━━ Material to process

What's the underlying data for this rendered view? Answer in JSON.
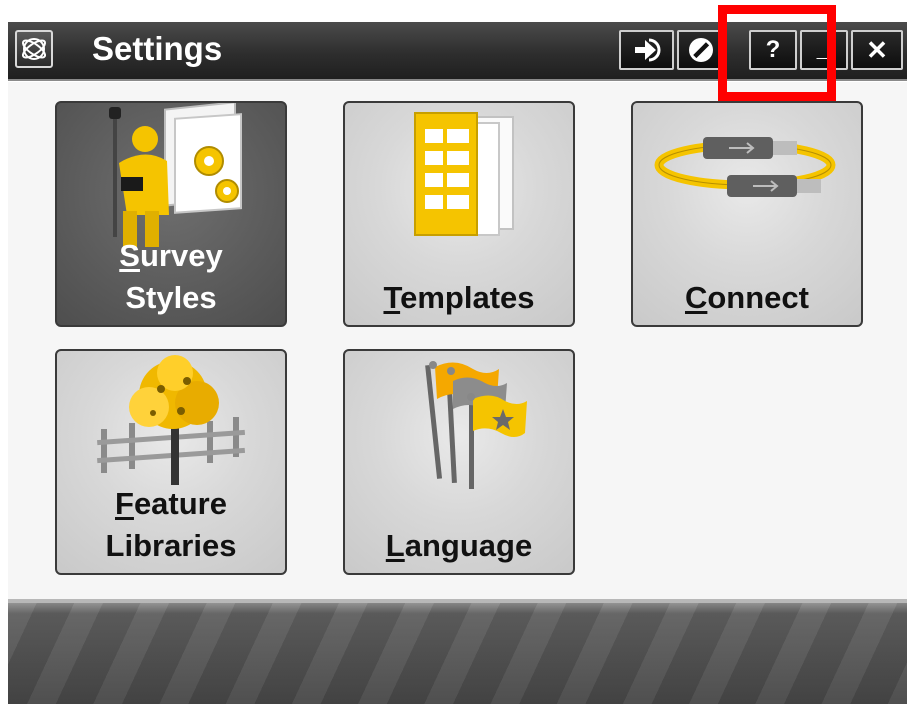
{
  "window": {
    "title": "Settings",
    "app_icon": "trimble-globe-icon",
    "buttons": [
      {
        "name": "switch-to-button",
        "icon": "arrow-right-icon"
      },
      {
        "name": "no-entry-button",
        "icon": "prohibited-icon"
      },
      {
        "name": "help-button",
        "label": "?"
      },
      {
        "name": "minimize-button",
        "label": "_"
      },
      {
        "name": "close-button",
        "label": "✕"
      }
    ]
  },
  "tiles": [
    {
      "id": "survey-styles",
      "line1_accel": "S",
      "line1_rest": "urvey",
      "line2": "Styles",
      "selected": true,
      "icon": "surveyor-with-gears-icon"
    },
    {
      "id": "templates",
      "line1_accel": "T",
      "line1_rest": "emplates",
      "selected": false,
      "icon": "template-documents-icon"
    },
    {
      "id": "connect",
      "line1_accel": "C",
      "line1_rest": "onnect",
      "selected": false,
      "icon": "usb-cable-icon"
    },
    {
      "id": "feature-libraries",
      "line1_accel": "F",
      "line1_rest": "eature",
      "line2": "Libraries",
      "selected": false,
      "icon": "tree-and-fence-icon"
    },
    {
      "id": "language",
      "line1_accel": "L",
      "line1_rest": "anguage",
      "selected": false,
      "icon": "flags-icon"
    }
  ],
  "colors": {
    "accent_yellow": "#f5c400",
    "highlight_red": "#ff0000",
    "titlebar_bg": "#2e2e2e"
  }
}
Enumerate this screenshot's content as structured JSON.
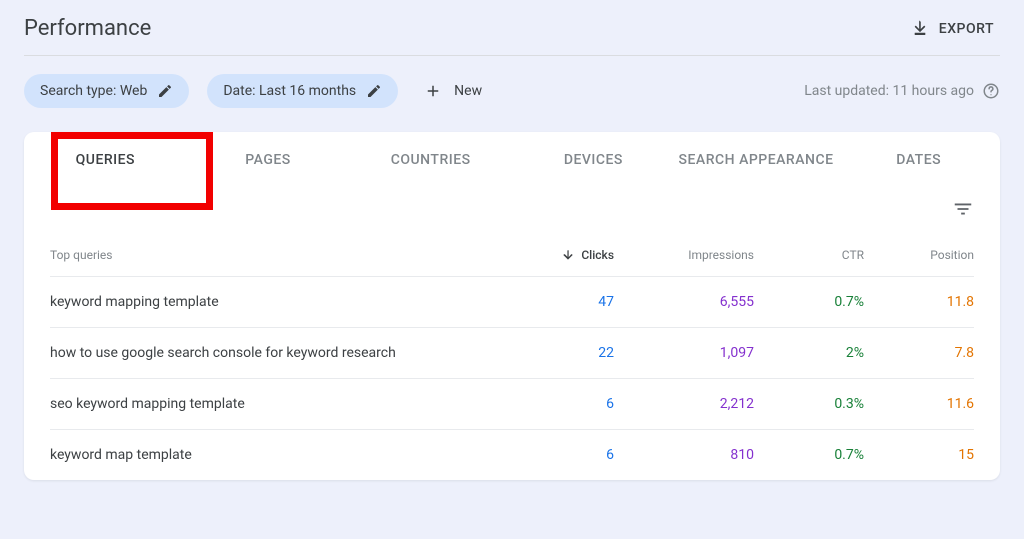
{
  "header": {
    "title": "Performance",
    "export_label": "EXPORT"
  },
  "filters": {
    "search_type_chip": "Search type: Web",
    "date_chip": "Date: Last 16 months",
    "new_label": "New",
    "last_updated": "Last updated: 11 hours ago"
  },
  "tabs": {
    "queries": "QUERIES",
    "pages": "PAGES",
    "countries": "COUNTRIES",
    "devices": "DEVICES",
    "search_appearance": "SEARCH APPEARANCE",
    "dates": "DATES"
  },
  "table": {
    "headers": {
      "queries": "Top queries",
      "clicks": "Clicks",
      "impressions": "Impressions",
      "ctr": "CTR",
      "position": "Position"
    },
    "rows": [
      {
        "query": "keyword mapping template",
        "clicks": "47",
        "impressions": "6,555",
        "ctr": "0.7%",
        "position": "11.8"
      },
      {
        "query": "how to use google search console for keyword research",
        "clicks": "22",
        "impressions": "1,097",
        "ctr": "2%",
        "position": "7.8"
      },
      {
        "query": "seo keyword mapping template",
        "clicks": "6",
        "impressions": "2,212",
        "ctr": "0.3%",
        "position": "11.6"
      },
      {
        "query": "keyword map template",
        "clicks": "6",
        "impressions": "810",
        "ctr": "0.7%",
        "position": "15"
      }
    ]
  }
}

━━━━

▶ What needs to be done: Quote the data exactly, leaving every image out of the copy.

▶ Answer to the problem:
What's the underlying data for this rendered view? Answer in JSON.
{
  "window": {
    "title": "Settings",
    "app_icon": "trimble-globe-icon",
    "buttons": [
      {
        "name": "switch-to-button",
        "icon": "arrow-right-icon"
      },
      {
        "name": "no-entry-button",
        "icon": "prohibited-icon"
      },
      {
        "name": "help-button",
        "label": "?"
      },
      {
        "name": "minimize-button",
        "label": "_"
      },
      {
        "name": "close-button",
        "label": "✕"
      }
    ]
  },
  "tiles": [
    {
      "id": "survey-styles",
      "line1_accel": "S",
      "line1_rest": "urvey",
      "line2": "Styles",
      "selected": true,
      "icon": "surveyor-with-gears-icon"
    },
    {
      "id": "templates",
      "line1_accel": "T",
      "line1_rest": "emplates",
      "selected": false,
      "icon": "template-documents-icon"
    },
    {
      "id": "connect",
      "line1_accel": "C",
      "line1_rest": "onnect",
      "selected": false,
      "icon": "usb-cable-icon"
    },
    {
      "id": "feature-libraries",
      "line1_accel": "F",
      "line1_rest": "eature",
      "line2": "Libraries",
      "selected": false,
      "icon": "tree-and-fence-icon"
    },
    {
      "id": "language",
      "line1_accel": "L",
      "line1_rest": "anguage",
      "selected": false,
      "icon": "flags-icon"
    }
  ],
  "colors": {
    "accent_yellow": "#f5c400",
    "highlight_red": "#ff0000",
    "titlebar_bg": "#2e2e2e"
  }
}
Enumerate this screenshot's content as structured JSON.
{
  "header": {
    "title": "Performance",
    "export_label": "EXPORT"
  },
  "filters": {
    "search_type_chip": "Search type: Web",
    "date_chip": "Date: Last 16 months",
    "new_label": "New",
    "last_updated": "Last updated: 11 hours ago"
  },
  "tabs": {
    "queries": "QUERIES",
    "pages": "PAGES",
    "countries": "COUNTRIES",
    "devices": "DEVICES",
    "search_appearance": "SEARCH APPEARANCE",
    "dates": "DATES"
  },
  "table": {
    "headers": {
      "queries": "Top queries",
      "clicks": "Clicks",
      "impressions": "Impressions",
      "ctr": "CTR",
      "position": "Position"
    },
    "rows": [
      {
        "query": "keyword mapping template",
        "clicks": "47",
        "impressions": "6,555",
        "ctr": "0.7%",
        "position": "11.8"
      },
      {
        "query": "how to use google search console for keyword research",
        "clicks": "22",
        "impressions": "1,097",
        "ctr": "2%",
        "position": "7.8"
      },
      {
        "query": "seo keyword mapping template",
        "clicks": "6",
        "impressions": "2,212",
        "ctr": "0.3%",
        "position": "11.6"
      },
      {
        "query": "keyword map template",
        "clicks": "6",
        "impressions": "810",
        "ctr": "0.7%",
        "position": "15"
      }
    ]
  }
}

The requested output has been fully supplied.